WHAT THE TASK REQUIRES →
Transcribe the records below exactly as they appear, omitting any pictures.

───── TASK MATERIAL

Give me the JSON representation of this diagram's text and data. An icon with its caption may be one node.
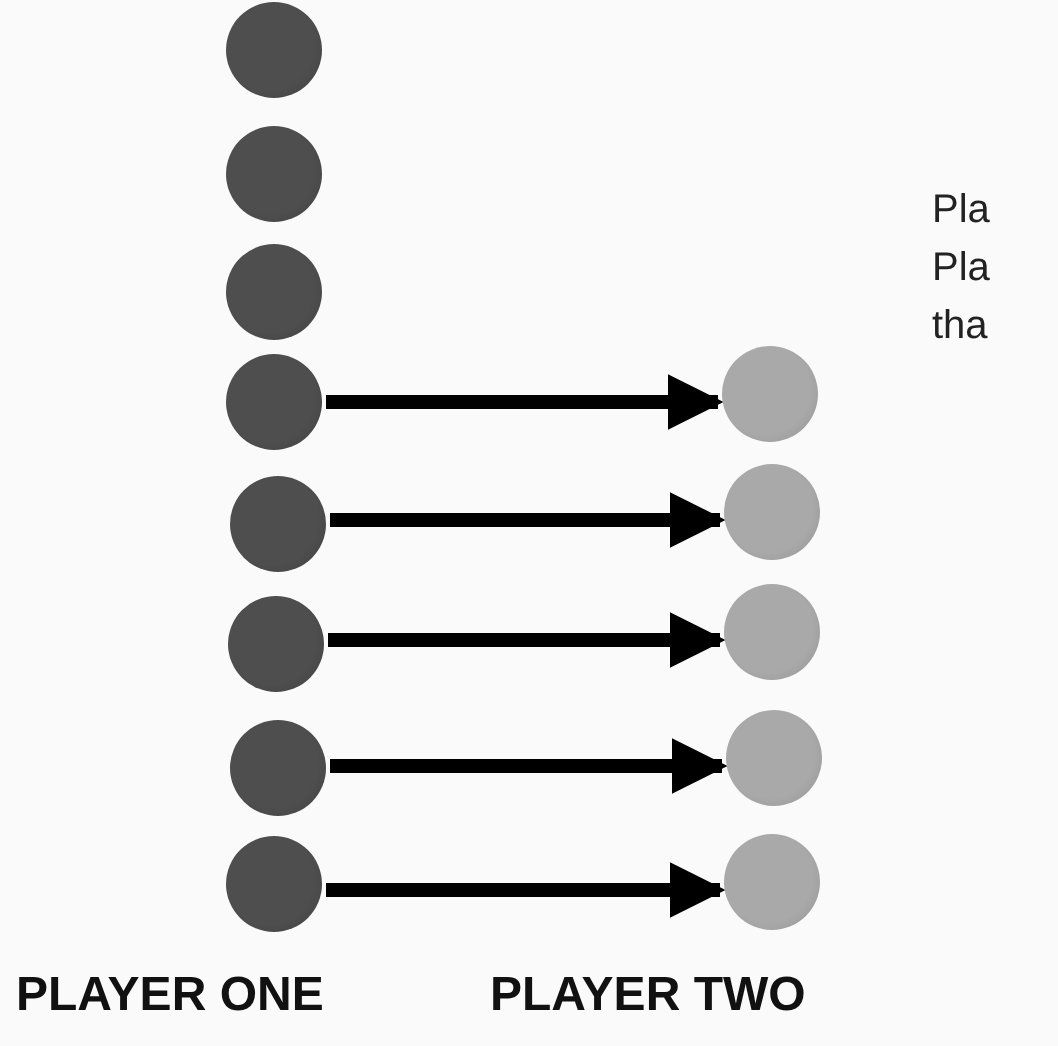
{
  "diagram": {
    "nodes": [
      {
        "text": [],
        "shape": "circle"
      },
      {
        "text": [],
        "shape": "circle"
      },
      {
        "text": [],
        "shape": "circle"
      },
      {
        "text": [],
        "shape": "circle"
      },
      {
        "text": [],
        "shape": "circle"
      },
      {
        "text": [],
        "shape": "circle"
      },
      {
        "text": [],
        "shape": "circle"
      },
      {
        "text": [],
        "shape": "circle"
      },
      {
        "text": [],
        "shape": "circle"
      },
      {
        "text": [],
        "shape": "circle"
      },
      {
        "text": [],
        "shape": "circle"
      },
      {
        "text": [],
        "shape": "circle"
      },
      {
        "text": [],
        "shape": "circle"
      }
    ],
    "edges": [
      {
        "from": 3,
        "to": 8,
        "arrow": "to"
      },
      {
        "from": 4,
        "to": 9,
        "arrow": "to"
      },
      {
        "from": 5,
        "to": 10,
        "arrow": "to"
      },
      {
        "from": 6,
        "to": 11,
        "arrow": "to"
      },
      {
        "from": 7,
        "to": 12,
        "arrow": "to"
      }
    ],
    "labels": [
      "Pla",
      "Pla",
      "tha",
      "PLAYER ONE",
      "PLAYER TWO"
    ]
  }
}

──────────

RESULT →
Give me the JSON representation of this diagram's text and data. An icon with its caption may be one node.
{
  "diagram": {
    "nodes": [
      {
        "text": [],
        "shape": "circle"
      },
      {
        "text": [],
        "shape": "circle"
      },
      {
        "text": [],
        "shape": "circle"
      },
      {
        "text": [],
        "shape": "circle"
      },
      {
        "text": [],
        "shape": "circle"
      },
      {
        "text": [],
        "shape": "circle"
      },
      {
        "text": [],
        "shape": "circle"
      },
      {
        "text": [],
        "shape": "circle"
      },
      {
        "text": [],
        "shape": "circle"
      },
      {
        "text": [],
        "shape": "circle"
      },
      {
        "text": [],
        "shape": "circle"
      },
      {
        "text": [],
        "shape": "circle"
      },
      {
        "text": [],
        "shape": "circle"
      }
    ],
    "edges": [
      {
        "from": 3,
        "to": 8,
        "arrow": "to"
      },
      {
        "from": 4,
        "to": 9,
        "arrow": "to"
      },
      {
        "from": 5,
        "to": 10,
        "arrow": "to"
      },
      {
        "from": 6,
        "to": 11,
        "arrow": "to"
      },
      {
        "from": 7,
        "to": 12,
        "arrow": "to"
      }
    ],
    "labels": [
      "Pla",
      "Pla",
      "tha",
      "PLAYER ONE",
      "PLAYER TWO"
    ]
  }
}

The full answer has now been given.